# START OF Entries

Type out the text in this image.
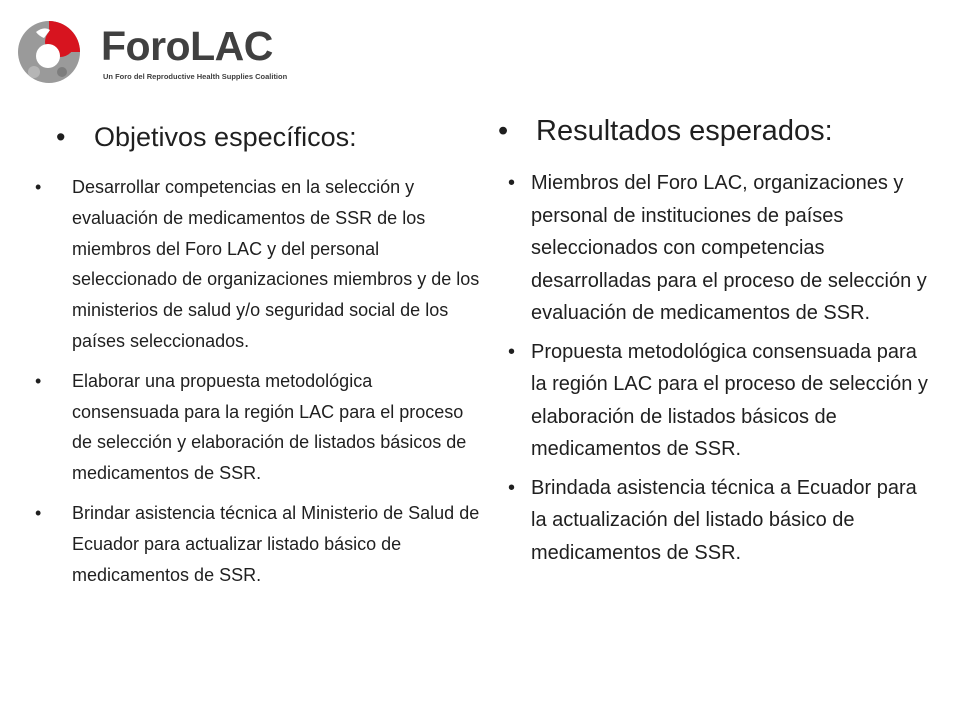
ForoLAC
Un Foro del Reproductive Health Supplies Coalition
• Objetivos específicos:
• Desarrollar competencias en la selección y evaluación de medicamentos de SSR de los miembros del Foro LAC y del personal seleccionado de organizaciones miembros y de los ministerios de salud y/o seguridad social de los países seleccionados.
• Elaborar una propuesta metodológica consensuada para la región LAC para el proceso de selección y elaboración de listados básicos de medicamentos de SSR.
• Brindar asistencia técnica al Ministerio de Salud de Ecuador para actualizar listado básico de medicamentos de SSR.
• Resultados esperados:
• Miembros del Foro LAC, organizaciones y personal de instituciones de países seleccionados con competencias desarrolladas para el proceso de selección y evaluación de medicamentos de SSR.
• Propuesta metodológica consensuada para la región LAC para el proceso de selección y elaboración de listados básicos de medicamentos de SSR.
• Brindada asistencia técnica a Ecuador para la actualización del listado básico de medicamentos de SSR.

# END OF Entries

■ Instruction
Retype each entry precisely. Skip images entirely.

■ Answer for this exercise
Type out the text in this image.
ForoLAC
Un Foro del Reproductive Health Supplies Coalition
• Objetivos específicos:
• Desarrollar competencias en la selección y evaluación de medicamentos de SSR de los miembros del Foro LAC y del personal seleccionado de organizaciones miembros y de los ministerios de salud y/o seguridad social de los países seleccionados.
• Elaborar una propuesta metodológica consensuada para la región LAC para el proceso de selección y elaboración de listados básicos de medicamentos de SSR.
• Brindar asistencia técnica al Ministerio de Salud de Ecuador para actualizar listado básico de medicamentos de SSR.
• Resultados esperados:
• Miembros del Foro LAC, organizaciones y personal de instituciones de países seleccionados con competencias desarrolladas para el proceso de selección y evaluación de medicamentos de SSR.
• Propuesta metodológica consensuada para la región LAC para el proceso de selección y elaboración de listados básicos de medicamentos de SSR.
• Brindada asistencia técnica a Ecuador para la actualización del listado básico de medicamentos de SSR.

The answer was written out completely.